CHALLENGE:
Print exactly the part opening with the line containing "Read all visible content and emit it as JSON." and closing with the line containing "Enumerate this screenshot's", with both of those lines included.

— Begin MATERIAL FOR THE TASK —

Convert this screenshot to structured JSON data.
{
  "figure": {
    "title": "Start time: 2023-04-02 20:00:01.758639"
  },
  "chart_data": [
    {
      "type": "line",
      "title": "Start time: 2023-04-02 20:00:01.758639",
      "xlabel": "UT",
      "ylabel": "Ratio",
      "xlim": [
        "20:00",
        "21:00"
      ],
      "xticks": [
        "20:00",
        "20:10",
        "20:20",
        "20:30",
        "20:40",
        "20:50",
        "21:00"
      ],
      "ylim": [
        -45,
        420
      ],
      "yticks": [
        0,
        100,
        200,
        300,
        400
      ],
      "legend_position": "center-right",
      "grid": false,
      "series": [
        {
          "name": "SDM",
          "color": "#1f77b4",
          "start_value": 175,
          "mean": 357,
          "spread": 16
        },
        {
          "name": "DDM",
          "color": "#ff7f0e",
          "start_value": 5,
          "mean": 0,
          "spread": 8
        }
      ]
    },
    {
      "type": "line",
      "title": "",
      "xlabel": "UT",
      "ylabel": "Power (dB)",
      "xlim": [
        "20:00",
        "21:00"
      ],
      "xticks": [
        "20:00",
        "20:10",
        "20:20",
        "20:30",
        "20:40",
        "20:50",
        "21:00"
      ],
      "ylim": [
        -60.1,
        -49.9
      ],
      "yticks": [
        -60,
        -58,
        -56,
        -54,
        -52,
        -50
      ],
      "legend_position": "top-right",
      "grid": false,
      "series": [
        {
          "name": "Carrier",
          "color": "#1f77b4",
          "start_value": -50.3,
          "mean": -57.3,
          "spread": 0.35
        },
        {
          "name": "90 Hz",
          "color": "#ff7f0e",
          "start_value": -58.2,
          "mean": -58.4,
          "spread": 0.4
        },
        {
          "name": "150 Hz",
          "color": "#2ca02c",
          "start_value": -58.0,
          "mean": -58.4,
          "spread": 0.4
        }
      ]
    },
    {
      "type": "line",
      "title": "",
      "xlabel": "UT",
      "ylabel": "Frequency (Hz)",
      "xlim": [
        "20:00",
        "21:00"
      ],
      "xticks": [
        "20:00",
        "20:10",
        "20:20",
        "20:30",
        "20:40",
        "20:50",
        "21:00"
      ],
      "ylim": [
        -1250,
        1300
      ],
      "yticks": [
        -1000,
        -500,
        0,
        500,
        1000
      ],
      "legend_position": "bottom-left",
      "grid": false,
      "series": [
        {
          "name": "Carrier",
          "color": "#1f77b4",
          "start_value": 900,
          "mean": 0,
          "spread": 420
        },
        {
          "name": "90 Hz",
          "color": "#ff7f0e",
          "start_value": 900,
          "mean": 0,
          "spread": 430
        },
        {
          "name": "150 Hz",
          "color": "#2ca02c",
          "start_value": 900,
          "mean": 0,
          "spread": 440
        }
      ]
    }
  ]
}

— End MATERIAL FOR THE TASK —
— Begin MATERIAL FOR THE TASK —

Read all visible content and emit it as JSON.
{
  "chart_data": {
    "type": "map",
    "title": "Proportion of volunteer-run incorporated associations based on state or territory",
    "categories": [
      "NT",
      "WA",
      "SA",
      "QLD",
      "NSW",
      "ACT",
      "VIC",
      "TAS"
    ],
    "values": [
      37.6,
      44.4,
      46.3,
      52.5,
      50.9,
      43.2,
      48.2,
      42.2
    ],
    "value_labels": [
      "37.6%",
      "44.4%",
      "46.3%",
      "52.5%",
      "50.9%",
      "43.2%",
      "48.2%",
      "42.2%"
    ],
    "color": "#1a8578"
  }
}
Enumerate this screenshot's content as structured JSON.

— End MATERIAL FOR THE TASK —

FINISHED ANSWER:
Read all visible content and emit it as JSON.
{
  "chart_data": {
    "type": "map",
    "title": "Proportion of volunteer-run incorporated associations based on state or territory",
    "categories": [
      "NT",
      "WA",
      "SA",
      "QLD",
      "NSW",
      "ACT",
      "VIC",
      "TAS"
    ],
    "values": [
      37.6,
      44.4,
      46.3,
      52.5,
      50.9,
      43.2,
      48.2,
      42.2
    ],
    "value_labels": [
      "37.6%",
      "44.4%",
      "46.3%",
      "52.5%",
      "50.9%",
      "43.2%",
      "48.2%",
      "42.2%"
    ],
    "color": "#1a8578"
  }
}
Enumerate this screenshot's content as structured JSON.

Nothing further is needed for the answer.